Stored items:

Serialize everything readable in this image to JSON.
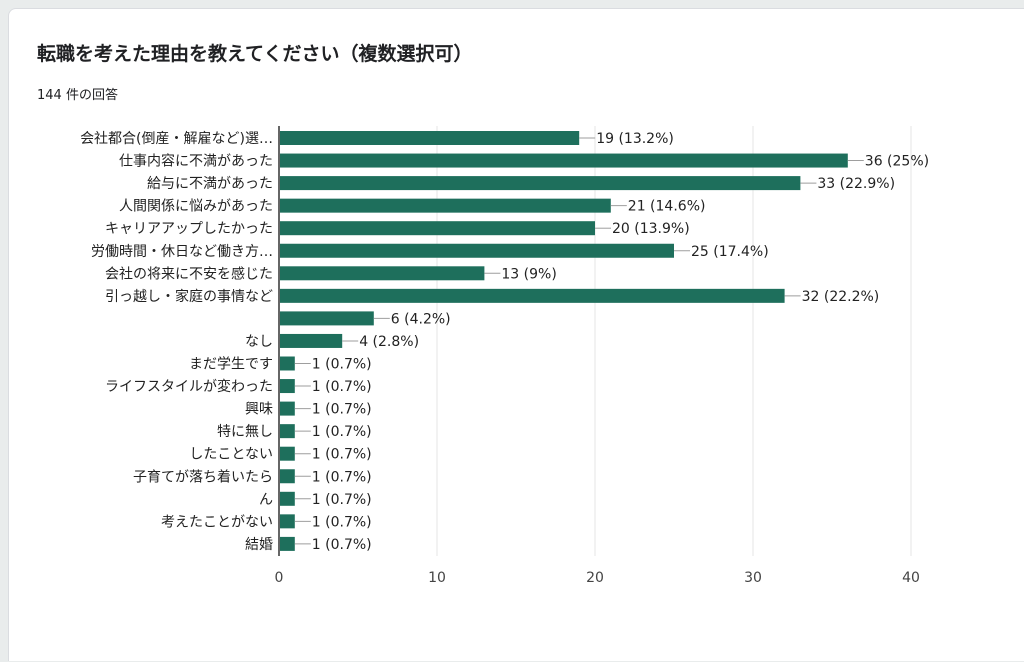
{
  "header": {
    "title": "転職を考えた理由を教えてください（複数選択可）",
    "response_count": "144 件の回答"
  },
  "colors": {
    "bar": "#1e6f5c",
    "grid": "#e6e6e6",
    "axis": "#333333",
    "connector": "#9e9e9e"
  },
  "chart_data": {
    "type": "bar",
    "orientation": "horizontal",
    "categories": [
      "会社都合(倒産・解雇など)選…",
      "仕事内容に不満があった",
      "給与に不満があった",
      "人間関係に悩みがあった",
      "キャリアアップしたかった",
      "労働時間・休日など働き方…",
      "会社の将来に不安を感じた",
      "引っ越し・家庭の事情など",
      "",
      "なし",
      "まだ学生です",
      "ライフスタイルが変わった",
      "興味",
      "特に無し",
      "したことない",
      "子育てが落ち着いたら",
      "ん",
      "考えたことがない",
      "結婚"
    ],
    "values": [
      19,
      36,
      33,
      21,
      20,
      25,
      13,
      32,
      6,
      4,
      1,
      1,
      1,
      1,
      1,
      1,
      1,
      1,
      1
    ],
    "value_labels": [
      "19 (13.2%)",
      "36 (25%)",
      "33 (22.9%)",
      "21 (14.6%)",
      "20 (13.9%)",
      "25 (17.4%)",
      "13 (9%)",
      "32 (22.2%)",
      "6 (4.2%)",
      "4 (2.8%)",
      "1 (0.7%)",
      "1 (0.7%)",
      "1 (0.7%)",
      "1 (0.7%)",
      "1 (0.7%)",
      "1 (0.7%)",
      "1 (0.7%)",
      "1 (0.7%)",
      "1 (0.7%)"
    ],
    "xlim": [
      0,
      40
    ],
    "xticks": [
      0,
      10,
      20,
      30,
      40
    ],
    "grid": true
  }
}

The exercise:
Leave the pictures out and reproduce each record exactly as written.

Solution to the problem:
Serialize everything readable in this image to JSON.
{
  "header": {
    "title": "転職を考えた理由を教えてください（複数選択可）",
    "response_count": "144 件の回答"
  },
  "colors": {
    "bar": "#1e6f5c",
    "grid": "#e6e6e6",
    "axis": "#333333",
    "connector": "#9e9e9e"
  },
  "chart_data": {
    "type": "bar",
    "orientation": "horizontal",
    "categories": [
      "会社都合(倒産・解雇など)選…",
      "仕事内容に不満があった",
      "給与に不満があった",
      "人間関係に悩みがあった",
      "キャリアアップしたかった",
      "労働時間・休日など働き方…",
      "会社の将来に不安を感じた",
      "引っ越し・家庭の事情など",
      "",
      "なし",
      "まだ学生です",
      "ライフスタイルが変わった",
      "興味",
      "特に無し",
      "したことない",
      "子育てが落ち着いたら",
      "ん",
      "考えたことがない",
      "結婚"
    ],
    "values": [
      19,
      36,
      33,
      21,
      20,
      25,
      13,
      32,
      6,
      4,
      1,
      1,
      1,
      1,
      1,
      1,
      1,
      1,
      1
    ],
    "value_labels": [
      "19 (13.2%)",
      "36 (25%)",
      "33 (22.9%)",
      "21 (14.6%)",
      "20 (13.9%)",
      "25 (17.4%)",
      "13 (9%)",
      "32 (22.2%)",
      "6 (4.2%)",
      "4 (2.8%)",
      "1 (0.7%)",
      "1 (0.7%)",
      "1 (0.7%)",
      "1 (0.7%)",
      "1 (0.7%)",
      "1 (0.7%)",
      "1 (0.7%)",
      "1 (0.7%)",
      "1 (0.7%)"
    ],
    "xlim": [
      0,
      40
    ],
    "xticks": [
      0,
      10,
      20,
      30,
      40
    ],
    "grid": true
  }
}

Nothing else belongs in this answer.